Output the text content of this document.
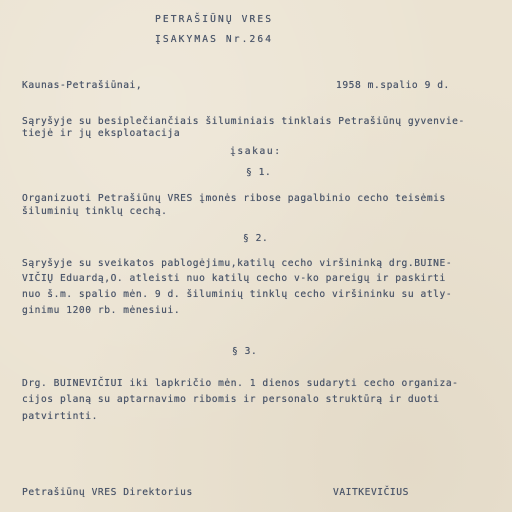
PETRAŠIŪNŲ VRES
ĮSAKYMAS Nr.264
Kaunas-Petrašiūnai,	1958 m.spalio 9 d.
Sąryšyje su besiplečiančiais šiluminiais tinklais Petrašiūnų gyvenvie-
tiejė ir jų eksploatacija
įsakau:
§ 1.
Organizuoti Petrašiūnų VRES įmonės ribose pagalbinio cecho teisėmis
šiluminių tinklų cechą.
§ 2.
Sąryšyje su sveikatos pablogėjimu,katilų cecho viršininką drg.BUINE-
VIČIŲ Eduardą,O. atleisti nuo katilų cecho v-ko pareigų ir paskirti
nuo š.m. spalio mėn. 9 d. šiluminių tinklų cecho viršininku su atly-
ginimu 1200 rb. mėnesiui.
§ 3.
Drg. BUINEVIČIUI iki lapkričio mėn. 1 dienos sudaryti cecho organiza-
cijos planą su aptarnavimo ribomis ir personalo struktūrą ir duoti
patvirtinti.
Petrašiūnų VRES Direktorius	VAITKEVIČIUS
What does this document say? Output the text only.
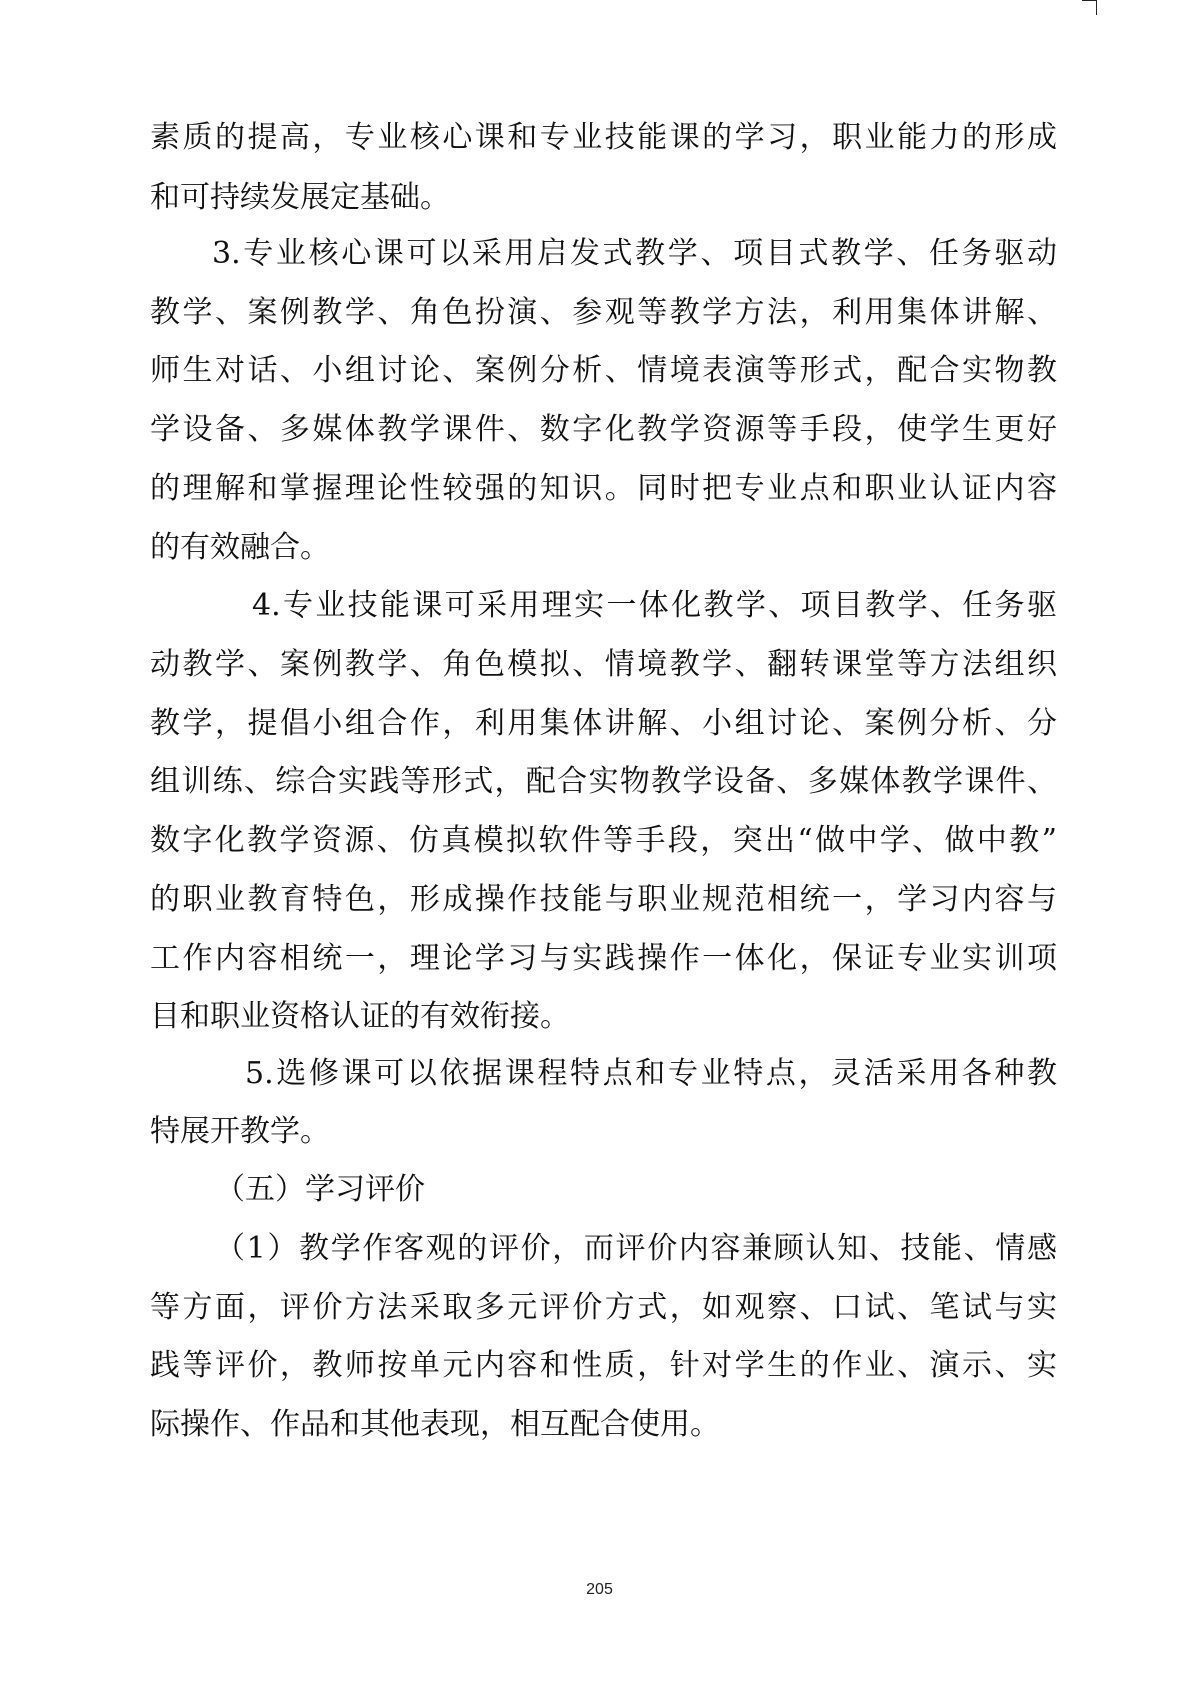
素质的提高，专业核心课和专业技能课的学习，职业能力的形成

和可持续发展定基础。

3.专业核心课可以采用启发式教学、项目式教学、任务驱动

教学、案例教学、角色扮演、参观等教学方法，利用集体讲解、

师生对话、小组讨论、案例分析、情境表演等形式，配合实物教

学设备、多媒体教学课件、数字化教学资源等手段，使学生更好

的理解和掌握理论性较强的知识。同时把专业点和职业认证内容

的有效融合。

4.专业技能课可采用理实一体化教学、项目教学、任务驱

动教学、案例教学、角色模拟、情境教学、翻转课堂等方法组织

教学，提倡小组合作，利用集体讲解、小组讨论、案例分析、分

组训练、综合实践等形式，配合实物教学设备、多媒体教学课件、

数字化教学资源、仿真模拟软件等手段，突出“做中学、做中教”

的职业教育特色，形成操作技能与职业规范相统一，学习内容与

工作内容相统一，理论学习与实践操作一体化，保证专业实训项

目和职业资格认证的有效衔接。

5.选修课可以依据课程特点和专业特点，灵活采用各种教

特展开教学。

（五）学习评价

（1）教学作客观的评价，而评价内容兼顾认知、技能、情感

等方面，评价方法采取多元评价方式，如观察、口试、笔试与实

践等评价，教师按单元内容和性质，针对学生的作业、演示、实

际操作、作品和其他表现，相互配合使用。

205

==*==

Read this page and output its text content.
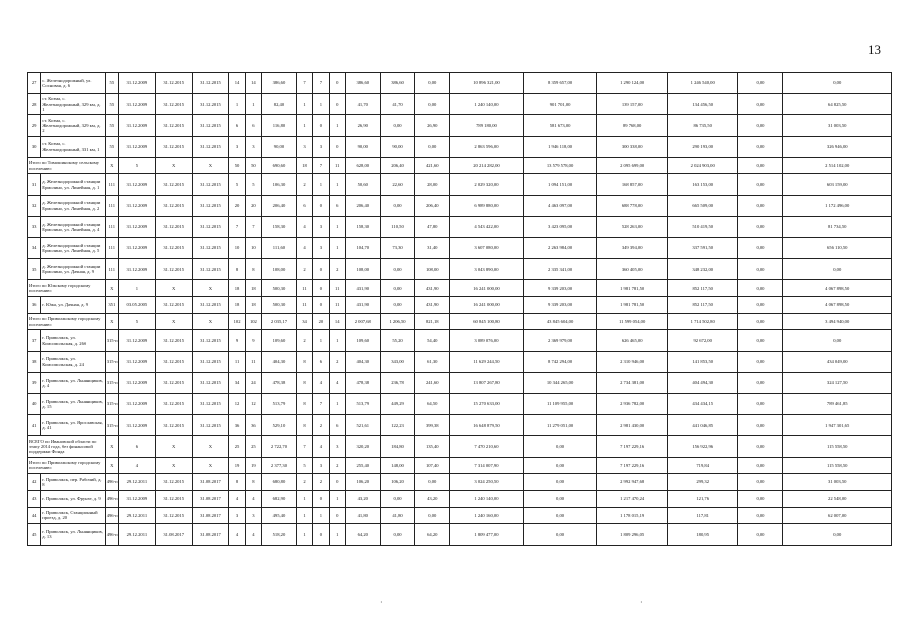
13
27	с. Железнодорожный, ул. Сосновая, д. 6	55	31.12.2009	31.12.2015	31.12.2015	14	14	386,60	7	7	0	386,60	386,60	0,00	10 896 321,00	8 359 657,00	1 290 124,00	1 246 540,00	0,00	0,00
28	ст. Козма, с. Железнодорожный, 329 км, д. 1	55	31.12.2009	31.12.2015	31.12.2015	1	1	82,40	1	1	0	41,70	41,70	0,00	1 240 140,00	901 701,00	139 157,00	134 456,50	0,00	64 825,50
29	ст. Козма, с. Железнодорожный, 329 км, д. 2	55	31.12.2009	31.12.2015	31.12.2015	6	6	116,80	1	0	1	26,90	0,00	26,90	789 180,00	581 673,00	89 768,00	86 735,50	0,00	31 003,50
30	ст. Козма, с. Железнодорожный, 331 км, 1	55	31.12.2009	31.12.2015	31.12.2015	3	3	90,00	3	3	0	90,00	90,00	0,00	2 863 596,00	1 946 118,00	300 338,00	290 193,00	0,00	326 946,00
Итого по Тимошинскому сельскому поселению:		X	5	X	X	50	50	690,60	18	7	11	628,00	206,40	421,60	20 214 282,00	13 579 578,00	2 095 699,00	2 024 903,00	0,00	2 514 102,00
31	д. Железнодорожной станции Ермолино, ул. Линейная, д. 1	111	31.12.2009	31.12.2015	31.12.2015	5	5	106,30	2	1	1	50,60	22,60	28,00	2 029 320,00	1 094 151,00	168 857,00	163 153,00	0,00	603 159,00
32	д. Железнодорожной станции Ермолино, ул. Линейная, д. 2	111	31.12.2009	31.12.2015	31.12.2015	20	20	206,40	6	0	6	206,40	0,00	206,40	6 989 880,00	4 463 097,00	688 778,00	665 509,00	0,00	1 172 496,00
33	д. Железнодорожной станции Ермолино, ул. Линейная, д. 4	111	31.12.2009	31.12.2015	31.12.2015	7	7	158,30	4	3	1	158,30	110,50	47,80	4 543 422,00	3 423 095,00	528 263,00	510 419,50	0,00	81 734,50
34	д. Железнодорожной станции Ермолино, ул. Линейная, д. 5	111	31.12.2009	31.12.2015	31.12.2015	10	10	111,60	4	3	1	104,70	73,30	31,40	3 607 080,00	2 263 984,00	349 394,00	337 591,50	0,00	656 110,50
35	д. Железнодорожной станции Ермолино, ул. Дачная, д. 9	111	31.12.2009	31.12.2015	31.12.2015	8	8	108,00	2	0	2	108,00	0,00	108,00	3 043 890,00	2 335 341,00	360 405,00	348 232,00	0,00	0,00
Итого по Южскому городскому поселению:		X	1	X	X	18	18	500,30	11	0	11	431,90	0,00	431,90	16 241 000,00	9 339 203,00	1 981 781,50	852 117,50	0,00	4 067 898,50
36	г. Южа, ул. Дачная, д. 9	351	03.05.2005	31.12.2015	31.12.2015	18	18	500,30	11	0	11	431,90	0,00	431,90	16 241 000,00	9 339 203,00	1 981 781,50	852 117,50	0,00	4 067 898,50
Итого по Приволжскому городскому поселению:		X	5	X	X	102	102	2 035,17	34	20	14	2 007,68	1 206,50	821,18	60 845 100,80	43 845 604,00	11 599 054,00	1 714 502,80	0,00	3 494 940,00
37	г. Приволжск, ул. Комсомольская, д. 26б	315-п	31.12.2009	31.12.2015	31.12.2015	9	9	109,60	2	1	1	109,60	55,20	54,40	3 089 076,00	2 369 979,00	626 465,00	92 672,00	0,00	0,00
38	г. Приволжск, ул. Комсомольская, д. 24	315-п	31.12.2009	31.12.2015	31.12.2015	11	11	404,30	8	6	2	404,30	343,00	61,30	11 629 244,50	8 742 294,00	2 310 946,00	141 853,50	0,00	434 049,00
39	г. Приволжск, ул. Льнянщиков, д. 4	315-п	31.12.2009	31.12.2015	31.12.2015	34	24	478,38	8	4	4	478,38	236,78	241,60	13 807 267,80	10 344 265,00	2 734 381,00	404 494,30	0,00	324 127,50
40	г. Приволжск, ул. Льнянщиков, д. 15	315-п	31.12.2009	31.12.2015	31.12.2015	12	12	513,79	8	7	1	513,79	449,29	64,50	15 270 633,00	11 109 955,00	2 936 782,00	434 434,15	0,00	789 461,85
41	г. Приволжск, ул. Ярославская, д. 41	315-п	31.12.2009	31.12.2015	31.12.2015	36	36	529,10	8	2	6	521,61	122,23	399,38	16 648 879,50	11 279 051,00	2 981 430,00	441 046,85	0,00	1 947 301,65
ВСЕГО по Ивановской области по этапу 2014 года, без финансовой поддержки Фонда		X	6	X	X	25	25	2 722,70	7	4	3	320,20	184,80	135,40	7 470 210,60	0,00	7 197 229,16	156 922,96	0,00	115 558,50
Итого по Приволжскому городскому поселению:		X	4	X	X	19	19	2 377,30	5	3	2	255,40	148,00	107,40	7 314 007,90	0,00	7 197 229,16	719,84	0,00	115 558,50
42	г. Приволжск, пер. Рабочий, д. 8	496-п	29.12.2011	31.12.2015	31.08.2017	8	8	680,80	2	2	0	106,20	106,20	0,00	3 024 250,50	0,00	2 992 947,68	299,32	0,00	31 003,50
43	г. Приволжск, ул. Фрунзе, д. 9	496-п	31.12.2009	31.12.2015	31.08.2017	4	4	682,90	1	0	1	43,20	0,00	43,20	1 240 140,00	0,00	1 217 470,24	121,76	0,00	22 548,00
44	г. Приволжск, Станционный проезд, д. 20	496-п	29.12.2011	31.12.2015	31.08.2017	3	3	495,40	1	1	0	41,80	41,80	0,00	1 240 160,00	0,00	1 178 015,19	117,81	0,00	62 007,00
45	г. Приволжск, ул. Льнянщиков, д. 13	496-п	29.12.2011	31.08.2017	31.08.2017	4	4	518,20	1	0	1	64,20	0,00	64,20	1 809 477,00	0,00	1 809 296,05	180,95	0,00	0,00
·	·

==*==

# WHAT THIS TASK INVOLVES
Gather from the records above every line containing the string "Итого".

# REPLY
Итого по Тимошинскому сельскому поселению:		X	5	X	X	50	50	690,60	18	7	11	628,00	206,40	421,60	20 214 282,00	13 579 578,00	2 095 699,00	2 024 903,00	0,00	2 514 102,00
Итого по Южскому городскому поселению:		X	1	X	X	18	18	500,30	11	0	11	431,90	0,00	431,90	16 241 000,00	9 339 203,00	1 981 781,50	852 117,50	0,00	4 067 898,50
Итого по Приволжскому городскому поселению:		X	5	X	X	102	102	2 035,17	34	20	14	2 007,68	1 206,50	821,18	60 845 100,80	43 845 604,00	11 599 054,00	1 714 502,80	0,00	3 494 940,00
Итого по Приволжскому городскому поселению:		X	4	X	X	19	19	2 377,30	5	3	2	255,40	148,00	107,40	7 314 007,90	0,00	7 197 229,16	719,84	0,00	115 558,50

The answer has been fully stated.